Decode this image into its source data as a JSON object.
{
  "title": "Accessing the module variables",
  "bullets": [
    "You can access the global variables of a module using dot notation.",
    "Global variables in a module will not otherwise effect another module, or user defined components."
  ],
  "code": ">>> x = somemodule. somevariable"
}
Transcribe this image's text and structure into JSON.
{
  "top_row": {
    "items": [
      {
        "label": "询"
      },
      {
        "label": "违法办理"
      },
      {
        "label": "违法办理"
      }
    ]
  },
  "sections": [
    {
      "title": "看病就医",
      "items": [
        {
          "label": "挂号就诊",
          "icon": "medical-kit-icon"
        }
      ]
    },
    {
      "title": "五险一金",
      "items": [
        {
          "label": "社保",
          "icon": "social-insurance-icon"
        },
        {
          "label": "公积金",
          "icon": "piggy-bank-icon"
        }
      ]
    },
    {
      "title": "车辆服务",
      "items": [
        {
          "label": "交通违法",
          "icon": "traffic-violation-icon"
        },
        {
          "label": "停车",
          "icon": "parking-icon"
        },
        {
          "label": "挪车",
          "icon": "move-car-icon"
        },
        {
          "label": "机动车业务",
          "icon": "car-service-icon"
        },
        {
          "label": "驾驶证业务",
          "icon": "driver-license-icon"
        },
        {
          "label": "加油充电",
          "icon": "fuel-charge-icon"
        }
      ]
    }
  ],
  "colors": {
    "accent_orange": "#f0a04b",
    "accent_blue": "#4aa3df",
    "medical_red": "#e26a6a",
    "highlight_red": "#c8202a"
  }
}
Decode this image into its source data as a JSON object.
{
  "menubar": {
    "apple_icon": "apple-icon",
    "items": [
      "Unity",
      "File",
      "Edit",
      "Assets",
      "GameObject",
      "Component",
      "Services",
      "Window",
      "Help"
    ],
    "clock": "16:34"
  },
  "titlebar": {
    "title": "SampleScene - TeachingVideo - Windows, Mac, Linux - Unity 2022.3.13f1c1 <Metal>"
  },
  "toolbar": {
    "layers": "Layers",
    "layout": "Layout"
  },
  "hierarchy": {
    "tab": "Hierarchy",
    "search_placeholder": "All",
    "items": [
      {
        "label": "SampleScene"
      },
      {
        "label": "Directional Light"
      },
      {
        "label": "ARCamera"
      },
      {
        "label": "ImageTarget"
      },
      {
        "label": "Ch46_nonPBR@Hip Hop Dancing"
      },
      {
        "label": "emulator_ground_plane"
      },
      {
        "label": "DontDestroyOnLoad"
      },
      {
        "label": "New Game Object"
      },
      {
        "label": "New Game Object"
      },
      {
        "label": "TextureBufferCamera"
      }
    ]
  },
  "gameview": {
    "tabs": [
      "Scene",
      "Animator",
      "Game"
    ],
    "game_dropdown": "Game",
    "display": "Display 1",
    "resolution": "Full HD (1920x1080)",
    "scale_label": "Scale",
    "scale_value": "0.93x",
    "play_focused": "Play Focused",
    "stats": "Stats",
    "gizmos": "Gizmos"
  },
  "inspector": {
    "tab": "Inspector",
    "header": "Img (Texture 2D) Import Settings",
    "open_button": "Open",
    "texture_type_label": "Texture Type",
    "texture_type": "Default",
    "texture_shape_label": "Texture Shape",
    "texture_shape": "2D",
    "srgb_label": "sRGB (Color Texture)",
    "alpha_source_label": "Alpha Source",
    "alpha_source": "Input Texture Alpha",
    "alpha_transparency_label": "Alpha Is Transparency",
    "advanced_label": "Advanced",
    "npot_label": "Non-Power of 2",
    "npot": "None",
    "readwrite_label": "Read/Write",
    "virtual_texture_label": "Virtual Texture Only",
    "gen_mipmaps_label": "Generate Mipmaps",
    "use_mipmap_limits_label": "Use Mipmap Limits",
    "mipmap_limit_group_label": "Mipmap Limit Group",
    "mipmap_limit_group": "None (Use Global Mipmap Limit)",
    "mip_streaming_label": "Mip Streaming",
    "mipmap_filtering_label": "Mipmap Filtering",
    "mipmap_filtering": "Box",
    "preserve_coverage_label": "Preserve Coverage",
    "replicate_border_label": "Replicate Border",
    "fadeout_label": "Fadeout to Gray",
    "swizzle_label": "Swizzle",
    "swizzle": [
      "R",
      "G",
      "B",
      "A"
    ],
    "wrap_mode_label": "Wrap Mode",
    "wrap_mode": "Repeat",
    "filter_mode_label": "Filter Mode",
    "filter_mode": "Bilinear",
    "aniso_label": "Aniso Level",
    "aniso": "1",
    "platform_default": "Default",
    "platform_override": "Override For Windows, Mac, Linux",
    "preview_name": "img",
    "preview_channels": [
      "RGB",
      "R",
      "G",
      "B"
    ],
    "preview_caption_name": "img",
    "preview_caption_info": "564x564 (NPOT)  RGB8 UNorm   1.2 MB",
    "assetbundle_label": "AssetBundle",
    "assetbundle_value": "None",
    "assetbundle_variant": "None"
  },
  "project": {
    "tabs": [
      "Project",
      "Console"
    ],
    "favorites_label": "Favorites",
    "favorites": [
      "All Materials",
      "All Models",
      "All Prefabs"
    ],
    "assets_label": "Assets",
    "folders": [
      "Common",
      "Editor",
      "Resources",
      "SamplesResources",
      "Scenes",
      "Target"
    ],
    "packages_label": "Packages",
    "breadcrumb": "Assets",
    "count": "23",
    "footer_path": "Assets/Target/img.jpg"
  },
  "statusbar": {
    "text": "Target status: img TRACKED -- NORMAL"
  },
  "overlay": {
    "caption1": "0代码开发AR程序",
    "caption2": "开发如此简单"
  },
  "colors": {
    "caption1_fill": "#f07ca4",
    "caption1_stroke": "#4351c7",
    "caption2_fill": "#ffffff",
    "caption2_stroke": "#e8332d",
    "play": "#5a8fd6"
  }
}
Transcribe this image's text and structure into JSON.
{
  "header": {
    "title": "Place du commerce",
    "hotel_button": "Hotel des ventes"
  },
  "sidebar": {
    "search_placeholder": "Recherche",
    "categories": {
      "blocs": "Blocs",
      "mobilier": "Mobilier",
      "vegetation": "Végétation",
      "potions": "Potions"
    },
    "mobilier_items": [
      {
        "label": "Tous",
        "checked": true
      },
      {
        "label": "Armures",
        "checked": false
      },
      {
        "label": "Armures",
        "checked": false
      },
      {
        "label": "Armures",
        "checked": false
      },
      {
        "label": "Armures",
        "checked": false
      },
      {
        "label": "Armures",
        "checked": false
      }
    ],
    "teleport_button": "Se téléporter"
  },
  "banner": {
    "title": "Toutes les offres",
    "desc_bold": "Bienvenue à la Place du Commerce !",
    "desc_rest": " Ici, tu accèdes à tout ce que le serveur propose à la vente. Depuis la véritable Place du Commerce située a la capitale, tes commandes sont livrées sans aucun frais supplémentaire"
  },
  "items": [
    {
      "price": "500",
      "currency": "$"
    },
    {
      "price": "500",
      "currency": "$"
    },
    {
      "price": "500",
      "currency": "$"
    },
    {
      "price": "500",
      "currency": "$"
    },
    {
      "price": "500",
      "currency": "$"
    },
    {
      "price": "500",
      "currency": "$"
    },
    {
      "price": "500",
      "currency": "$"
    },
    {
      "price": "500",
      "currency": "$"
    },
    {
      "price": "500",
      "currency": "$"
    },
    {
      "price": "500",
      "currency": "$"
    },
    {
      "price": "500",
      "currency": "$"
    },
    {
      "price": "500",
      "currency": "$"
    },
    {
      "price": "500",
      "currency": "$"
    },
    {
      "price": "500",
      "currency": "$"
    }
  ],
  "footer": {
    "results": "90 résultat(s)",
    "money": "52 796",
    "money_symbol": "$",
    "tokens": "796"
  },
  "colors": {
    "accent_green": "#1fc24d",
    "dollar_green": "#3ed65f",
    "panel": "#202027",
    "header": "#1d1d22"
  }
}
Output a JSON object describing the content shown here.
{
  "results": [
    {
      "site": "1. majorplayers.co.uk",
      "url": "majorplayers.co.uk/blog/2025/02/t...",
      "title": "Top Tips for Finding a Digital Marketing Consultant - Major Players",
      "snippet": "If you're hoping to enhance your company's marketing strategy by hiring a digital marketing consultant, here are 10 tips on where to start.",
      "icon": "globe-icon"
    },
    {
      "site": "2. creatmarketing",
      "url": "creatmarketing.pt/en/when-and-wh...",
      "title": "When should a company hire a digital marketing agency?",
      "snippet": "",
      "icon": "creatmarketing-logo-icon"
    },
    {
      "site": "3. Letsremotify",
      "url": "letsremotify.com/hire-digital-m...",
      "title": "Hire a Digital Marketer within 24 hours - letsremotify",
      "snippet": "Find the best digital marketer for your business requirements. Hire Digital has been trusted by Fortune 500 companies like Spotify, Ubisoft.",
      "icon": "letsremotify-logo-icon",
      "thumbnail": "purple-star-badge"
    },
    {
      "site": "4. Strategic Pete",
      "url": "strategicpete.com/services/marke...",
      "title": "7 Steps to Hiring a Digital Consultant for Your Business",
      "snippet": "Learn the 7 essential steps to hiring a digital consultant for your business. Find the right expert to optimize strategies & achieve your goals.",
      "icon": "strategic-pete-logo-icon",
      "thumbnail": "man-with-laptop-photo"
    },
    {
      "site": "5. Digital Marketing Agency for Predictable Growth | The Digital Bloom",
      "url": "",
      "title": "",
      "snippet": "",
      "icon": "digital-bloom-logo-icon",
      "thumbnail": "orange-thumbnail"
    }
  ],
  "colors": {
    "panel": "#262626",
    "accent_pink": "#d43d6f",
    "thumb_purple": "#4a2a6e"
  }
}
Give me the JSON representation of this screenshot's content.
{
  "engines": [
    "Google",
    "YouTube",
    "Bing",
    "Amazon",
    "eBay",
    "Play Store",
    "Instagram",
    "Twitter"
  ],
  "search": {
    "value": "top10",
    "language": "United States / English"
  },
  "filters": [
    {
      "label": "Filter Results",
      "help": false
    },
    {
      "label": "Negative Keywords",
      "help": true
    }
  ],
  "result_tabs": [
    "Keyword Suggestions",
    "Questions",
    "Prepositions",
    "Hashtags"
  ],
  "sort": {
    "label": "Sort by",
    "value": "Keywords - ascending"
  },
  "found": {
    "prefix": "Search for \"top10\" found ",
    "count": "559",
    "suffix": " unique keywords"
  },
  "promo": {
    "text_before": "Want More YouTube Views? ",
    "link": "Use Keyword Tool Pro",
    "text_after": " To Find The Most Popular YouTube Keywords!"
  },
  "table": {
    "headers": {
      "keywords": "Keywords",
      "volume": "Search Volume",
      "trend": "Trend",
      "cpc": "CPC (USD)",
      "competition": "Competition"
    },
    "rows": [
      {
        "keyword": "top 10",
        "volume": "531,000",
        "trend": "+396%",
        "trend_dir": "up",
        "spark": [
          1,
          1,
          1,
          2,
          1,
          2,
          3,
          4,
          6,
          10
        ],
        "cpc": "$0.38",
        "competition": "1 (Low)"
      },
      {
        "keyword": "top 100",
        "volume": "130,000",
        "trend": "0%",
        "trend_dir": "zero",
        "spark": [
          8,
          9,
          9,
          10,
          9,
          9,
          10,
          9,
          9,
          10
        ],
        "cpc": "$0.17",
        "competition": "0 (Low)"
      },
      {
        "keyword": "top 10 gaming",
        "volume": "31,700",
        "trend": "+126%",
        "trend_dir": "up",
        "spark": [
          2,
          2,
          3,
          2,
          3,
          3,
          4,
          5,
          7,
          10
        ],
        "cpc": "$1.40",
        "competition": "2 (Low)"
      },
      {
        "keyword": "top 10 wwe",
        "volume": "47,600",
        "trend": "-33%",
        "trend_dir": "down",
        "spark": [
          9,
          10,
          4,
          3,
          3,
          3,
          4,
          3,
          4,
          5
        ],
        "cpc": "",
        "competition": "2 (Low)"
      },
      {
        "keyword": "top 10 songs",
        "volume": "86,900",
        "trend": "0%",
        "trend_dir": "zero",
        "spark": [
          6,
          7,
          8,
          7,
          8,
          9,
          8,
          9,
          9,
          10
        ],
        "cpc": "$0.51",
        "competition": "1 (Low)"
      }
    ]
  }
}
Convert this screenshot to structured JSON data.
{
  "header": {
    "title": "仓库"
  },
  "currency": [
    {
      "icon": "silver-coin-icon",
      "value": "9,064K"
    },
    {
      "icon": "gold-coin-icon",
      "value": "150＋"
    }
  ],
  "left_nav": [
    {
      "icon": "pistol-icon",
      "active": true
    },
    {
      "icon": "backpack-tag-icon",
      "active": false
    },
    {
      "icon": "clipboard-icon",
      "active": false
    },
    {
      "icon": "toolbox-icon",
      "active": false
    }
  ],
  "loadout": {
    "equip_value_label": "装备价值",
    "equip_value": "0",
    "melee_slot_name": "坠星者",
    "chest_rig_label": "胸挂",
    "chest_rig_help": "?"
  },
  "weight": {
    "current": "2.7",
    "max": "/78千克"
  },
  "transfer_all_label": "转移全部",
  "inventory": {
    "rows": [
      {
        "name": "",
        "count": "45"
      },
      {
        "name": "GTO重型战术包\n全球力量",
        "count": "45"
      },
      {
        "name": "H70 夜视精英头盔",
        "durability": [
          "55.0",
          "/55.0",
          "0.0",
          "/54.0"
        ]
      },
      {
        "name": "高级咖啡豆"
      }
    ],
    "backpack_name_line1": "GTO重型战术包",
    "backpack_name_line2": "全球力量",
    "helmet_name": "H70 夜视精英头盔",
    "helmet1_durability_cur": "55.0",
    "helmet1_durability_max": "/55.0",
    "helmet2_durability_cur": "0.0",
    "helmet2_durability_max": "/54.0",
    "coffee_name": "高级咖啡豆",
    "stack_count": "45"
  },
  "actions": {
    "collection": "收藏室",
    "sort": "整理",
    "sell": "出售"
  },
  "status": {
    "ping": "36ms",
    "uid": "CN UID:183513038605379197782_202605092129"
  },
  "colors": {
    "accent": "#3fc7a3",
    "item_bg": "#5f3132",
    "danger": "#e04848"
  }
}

Short problem.
Show the lines where the word "coin" appears in the entries.

Response below.
      "icon": "silver-coin-icon",
      "icon": "gold-coin-icon",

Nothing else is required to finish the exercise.